Items from a data source:
►
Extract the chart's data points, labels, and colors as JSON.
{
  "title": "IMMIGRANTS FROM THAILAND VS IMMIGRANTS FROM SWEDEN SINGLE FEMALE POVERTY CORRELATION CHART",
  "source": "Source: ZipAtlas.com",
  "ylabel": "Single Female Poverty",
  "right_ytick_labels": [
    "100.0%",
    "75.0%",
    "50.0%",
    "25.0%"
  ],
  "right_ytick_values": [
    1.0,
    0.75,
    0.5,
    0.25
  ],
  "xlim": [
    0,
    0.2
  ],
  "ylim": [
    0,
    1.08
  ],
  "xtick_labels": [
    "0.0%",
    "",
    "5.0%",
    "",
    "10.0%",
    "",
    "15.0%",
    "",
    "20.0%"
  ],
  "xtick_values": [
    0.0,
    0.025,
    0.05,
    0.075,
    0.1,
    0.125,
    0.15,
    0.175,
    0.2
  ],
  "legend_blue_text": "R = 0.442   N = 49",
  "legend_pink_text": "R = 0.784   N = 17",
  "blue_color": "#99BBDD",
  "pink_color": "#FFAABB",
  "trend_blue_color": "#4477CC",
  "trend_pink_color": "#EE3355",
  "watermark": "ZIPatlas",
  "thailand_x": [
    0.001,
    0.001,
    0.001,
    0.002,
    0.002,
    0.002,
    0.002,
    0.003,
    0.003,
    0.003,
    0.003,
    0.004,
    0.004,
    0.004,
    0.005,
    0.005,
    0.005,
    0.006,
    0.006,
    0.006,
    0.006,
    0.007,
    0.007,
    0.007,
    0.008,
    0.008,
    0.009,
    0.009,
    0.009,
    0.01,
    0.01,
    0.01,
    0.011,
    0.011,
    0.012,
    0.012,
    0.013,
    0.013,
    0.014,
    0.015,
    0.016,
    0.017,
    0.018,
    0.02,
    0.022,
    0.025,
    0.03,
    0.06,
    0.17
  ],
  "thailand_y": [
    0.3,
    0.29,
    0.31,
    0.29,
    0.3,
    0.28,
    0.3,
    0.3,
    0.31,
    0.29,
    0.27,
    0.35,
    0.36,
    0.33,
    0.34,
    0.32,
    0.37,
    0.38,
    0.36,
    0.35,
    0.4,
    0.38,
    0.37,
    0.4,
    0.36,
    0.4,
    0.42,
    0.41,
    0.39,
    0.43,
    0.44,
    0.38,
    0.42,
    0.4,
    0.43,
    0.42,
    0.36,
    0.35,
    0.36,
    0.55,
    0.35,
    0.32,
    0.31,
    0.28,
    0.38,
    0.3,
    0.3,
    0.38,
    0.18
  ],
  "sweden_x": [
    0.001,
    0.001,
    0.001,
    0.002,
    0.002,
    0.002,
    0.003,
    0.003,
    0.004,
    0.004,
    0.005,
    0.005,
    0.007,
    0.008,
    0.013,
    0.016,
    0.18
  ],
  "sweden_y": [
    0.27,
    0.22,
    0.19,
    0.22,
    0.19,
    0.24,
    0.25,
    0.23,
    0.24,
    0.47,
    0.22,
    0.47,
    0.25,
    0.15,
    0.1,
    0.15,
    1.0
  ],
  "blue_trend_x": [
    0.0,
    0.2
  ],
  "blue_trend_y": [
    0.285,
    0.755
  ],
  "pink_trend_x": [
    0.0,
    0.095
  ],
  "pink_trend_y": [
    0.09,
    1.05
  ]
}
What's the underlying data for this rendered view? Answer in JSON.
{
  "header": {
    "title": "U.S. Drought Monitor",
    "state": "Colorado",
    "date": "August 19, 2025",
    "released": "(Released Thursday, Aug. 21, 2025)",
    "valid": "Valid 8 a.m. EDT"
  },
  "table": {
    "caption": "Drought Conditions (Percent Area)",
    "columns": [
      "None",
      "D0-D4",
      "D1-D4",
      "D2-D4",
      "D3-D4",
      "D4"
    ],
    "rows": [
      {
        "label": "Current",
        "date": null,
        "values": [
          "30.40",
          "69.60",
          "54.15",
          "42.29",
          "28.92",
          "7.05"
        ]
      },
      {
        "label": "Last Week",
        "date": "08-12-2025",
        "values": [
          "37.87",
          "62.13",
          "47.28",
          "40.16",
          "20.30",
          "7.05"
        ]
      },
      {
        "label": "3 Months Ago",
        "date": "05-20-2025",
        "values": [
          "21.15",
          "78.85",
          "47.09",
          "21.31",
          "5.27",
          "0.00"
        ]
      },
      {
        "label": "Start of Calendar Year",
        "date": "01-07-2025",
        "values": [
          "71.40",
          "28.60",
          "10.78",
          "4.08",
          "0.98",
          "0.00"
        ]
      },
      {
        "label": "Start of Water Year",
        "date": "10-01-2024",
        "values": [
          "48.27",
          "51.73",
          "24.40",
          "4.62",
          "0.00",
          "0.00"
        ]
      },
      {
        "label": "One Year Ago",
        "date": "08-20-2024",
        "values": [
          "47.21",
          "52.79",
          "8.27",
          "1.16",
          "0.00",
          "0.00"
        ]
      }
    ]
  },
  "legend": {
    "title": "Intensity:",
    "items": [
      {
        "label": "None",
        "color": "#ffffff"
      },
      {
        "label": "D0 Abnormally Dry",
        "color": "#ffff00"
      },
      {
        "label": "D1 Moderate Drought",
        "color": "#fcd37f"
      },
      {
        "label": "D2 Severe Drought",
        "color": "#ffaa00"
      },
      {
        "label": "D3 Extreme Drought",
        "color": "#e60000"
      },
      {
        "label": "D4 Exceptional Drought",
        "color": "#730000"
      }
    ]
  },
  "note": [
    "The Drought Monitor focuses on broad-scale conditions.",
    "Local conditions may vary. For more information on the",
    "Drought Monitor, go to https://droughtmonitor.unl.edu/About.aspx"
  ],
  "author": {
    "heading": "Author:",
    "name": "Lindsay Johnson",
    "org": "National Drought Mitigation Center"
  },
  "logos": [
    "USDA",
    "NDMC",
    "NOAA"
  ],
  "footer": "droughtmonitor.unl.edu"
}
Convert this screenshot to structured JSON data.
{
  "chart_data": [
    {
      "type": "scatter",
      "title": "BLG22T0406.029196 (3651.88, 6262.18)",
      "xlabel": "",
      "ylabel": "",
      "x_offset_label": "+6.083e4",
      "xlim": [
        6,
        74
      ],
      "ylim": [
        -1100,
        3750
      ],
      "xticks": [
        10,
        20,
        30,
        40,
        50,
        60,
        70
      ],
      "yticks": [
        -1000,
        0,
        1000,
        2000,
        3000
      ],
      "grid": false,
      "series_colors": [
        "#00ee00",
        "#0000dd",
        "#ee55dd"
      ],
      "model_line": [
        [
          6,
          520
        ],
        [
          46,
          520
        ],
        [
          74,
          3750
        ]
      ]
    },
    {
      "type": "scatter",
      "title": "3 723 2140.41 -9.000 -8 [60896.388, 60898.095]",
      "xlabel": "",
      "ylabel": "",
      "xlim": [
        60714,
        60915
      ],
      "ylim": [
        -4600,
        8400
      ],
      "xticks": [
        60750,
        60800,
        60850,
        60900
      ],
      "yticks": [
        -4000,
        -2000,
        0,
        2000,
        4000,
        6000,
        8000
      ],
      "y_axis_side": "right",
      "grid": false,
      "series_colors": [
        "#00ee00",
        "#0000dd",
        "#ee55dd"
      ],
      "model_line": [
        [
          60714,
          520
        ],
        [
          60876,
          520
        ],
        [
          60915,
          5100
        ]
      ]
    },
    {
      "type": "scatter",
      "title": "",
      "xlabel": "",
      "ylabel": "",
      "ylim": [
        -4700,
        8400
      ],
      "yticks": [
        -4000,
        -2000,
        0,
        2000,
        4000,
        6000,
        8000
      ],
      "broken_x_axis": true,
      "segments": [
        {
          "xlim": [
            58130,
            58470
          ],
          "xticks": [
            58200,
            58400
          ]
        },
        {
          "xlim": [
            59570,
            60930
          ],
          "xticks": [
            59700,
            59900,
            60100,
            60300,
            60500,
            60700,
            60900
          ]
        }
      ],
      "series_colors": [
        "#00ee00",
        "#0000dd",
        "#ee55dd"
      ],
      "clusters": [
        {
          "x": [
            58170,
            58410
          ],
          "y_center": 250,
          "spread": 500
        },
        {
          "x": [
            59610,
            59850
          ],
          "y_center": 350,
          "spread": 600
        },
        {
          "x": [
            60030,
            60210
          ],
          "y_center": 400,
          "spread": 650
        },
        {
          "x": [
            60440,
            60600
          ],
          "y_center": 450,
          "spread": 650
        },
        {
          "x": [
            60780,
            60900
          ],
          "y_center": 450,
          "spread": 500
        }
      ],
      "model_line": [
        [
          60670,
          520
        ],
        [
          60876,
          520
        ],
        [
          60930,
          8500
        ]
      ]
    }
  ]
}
◄
TASK =
Only lines with "Start" are wanted here; list each of them.

FINISHED EXERCISE =
        "label": "Start of Calendar Year",
        "label": "Start of Water Year",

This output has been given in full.